Copy the data below line for line without changing anything, but omit the pictures.

* Start MATERIAL TO PROCESS *

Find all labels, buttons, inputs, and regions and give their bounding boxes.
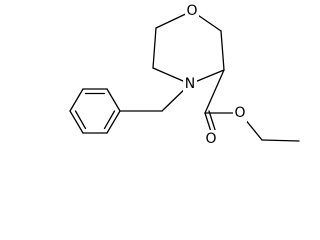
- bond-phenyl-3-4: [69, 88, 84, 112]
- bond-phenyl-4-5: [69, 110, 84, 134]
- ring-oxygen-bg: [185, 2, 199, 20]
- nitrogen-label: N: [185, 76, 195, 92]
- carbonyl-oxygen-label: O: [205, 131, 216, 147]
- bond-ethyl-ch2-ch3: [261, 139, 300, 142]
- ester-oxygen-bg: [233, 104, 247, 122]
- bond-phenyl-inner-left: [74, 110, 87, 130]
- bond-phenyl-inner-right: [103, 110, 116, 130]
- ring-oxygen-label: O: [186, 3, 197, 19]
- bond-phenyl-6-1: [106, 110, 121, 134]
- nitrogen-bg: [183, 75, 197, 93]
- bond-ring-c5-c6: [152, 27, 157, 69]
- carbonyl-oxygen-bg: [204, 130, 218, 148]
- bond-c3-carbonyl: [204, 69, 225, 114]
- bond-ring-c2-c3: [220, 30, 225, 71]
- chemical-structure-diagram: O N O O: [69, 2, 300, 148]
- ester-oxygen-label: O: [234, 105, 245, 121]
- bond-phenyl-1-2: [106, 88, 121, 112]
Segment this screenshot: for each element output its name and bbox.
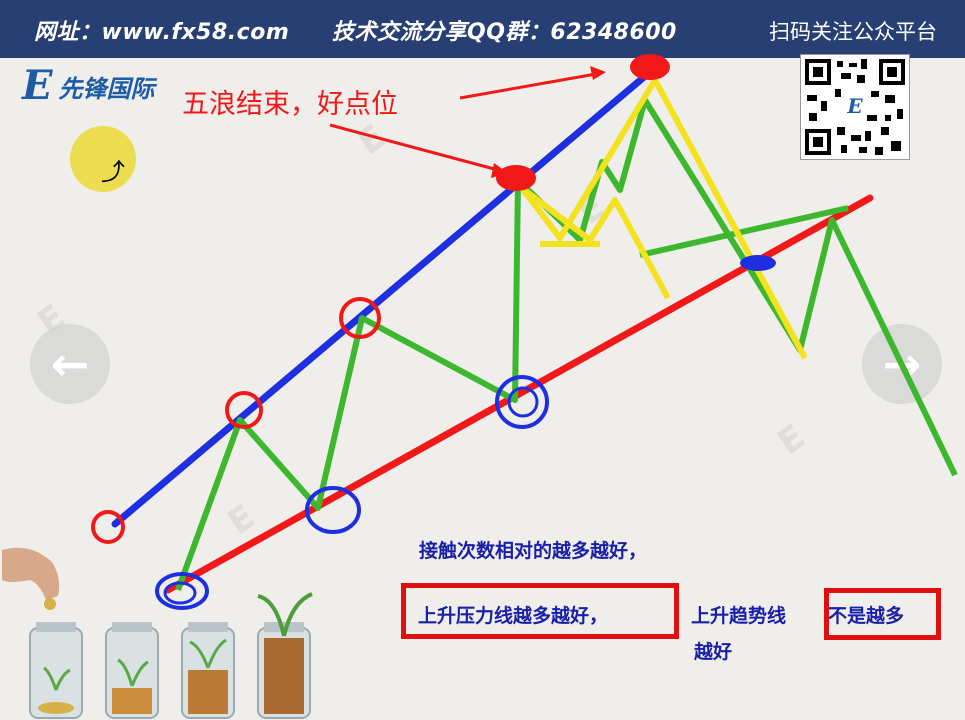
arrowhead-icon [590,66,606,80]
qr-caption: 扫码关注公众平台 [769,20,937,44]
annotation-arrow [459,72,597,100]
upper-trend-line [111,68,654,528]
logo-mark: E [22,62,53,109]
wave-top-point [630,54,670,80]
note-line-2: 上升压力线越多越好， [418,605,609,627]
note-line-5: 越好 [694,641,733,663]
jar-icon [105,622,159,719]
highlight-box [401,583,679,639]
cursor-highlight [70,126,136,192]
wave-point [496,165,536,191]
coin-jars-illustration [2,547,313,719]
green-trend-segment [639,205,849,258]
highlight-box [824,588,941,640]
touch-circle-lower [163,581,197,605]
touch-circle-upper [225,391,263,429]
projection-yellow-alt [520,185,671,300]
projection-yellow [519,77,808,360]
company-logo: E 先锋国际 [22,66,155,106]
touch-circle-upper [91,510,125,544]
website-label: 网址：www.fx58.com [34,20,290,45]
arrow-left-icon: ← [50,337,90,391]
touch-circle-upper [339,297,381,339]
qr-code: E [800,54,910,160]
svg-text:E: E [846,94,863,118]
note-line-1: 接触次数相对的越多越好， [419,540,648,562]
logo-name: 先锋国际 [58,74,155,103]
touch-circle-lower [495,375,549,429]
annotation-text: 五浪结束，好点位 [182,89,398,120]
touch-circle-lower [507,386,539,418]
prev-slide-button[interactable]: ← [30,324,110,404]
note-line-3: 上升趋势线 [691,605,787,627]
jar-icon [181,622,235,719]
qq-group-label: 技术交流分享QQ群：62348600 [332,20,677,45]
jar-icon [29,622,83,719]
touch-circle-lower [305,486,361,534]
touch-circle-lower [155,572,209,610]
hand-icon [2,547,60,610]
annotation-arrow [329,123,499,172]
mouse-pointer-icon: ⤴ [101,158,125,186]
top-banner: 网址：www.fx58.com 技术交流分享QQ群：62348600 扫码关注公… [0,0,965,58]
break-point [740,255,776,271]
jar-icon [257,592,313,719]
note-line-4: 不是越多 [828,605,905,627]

* End MATERIAL TO PROCESS *

_FULL ANSWER_
Find all labels, buttons, inputs, and regions and give their bounding boxes.
- bond-phenyl-3-4: [69, 88, 84, 112]
- bond-phenyl-4-5: [69, 110, 84, 134]
- ring-oxygen-bg: [185, 2, 199, 20]
- nitrogen-label: N: [185, 76, 195, 92]
- carbonyl-oxygen-label: O: [205, 131, 216, 147]
- bond-ethyl-ch2-ch3: [261, 139, 300, 142]
- ester-oxygen-bg: [233, 104, 247, 122]
- bond-phenyl-inner-left: [74, 110, 87, 130]
- bond-phenyl-inner-right: [103, 110, 116, 130]
- ring-oxygen-label: O: [186, 3, 197, 19]
- bond-phenyl-6-1: [106, 110, 121, 134]
- nitrogen-bg: [183, 75, 197, 93]
- bond-ring-c5-c6: [152, 27, 157, 69]
- carbonyl-oxygen-bg: [204, 130, 218, 148]
- bond-c3-carbonyl: [204, 69, 225, 114]
- bond-ring-c2-c3: [220, 30, 225, 71]
- chemical-structure-diagram: O N O O: [69, 2, 300, 148]
- ester-oxygen-label: O: [234, 105, 245, 121]
- bond-phenyl-1-2: [106, 88, 121, 112]
Segment this screenshot: for each element output its name and bbox.
arrowhead-icon [590,66,606,80]
qr-caption: 扫码关注公众平台 [769,20,937,44]
annotation-arrow [459,72,597,100]
upper-trend-line [111,68,654,528]
logo-mark: E [22,62,53,109]
wave-top-point [630,54,670,80]
note-line-2: 上升压力线越多越好， [418,605,609,627]
note-line-5: 越好 [694,641,733,663]
jar-icon [105,622,159,719]
highlight-box [401,583,679,639]
cursor-highlight [70,126,136,192]
wave-point [496,165,536,191]
coin-jars-illustration [2,547,313,719]
green-trend-segment [639,205,849,258]
highlight-box [824,588,941,640]
touch-circle-lower [163,581,197,605]
touch-circle-upper [225,391,263,429]
projection-yellow-alt [520,185,671,300]
projection-yellow [519,77,808,360]
company-logo: E 先锋国际 [22,66,155,106]
touch-circle-upper [91,510,125,544]
website-label: 网址：www.fx58.com [34,20,290,45]
arrow-left-icon: ← [50,337,90,391]
touch-circle-upper [339,297,381,339]
qr-code: E [800,54,910,160]
svg-text:E: E [846,94,863,118]
note-line-1: 接触次数相对的越多越好， [419,540,648,562]
logo-name: 先锋国际 [58,74,155,103]
touch-circle-lower [495,375,549,429]
annotation-text: 五浪结束，好点位 [182,89,398,120]
touch-circle-lower [507,386,539,418]
prev-slide-button[interactable]: ← [30,324,110,404]
note-line-3: 上升趋势线 [691,605,787,627]
jar-icon [181,622,235,719]
qq-group-label: 技术交流分享QQ群：62348600 [332,20,677,45]
jar-icon [29,622,83,719]
touch-circle-lower [305,486,361,534]
touch-circle-lower [155,572,209,610]
hand-icon [2,547,60,610]
annotation-arrow [329,123,499,172]
mouse-pointer-icon: ⤴ [101,158,125,186]
top-banner: 网址：www.fx58.com 技术交流分享QQ群：62348600 扫码关注公… [0,0,965,58]
break-point [740,255,776,271]
jar-icon [257,592,313,719]
note-line-4: 不是越多 [828,605,905,627]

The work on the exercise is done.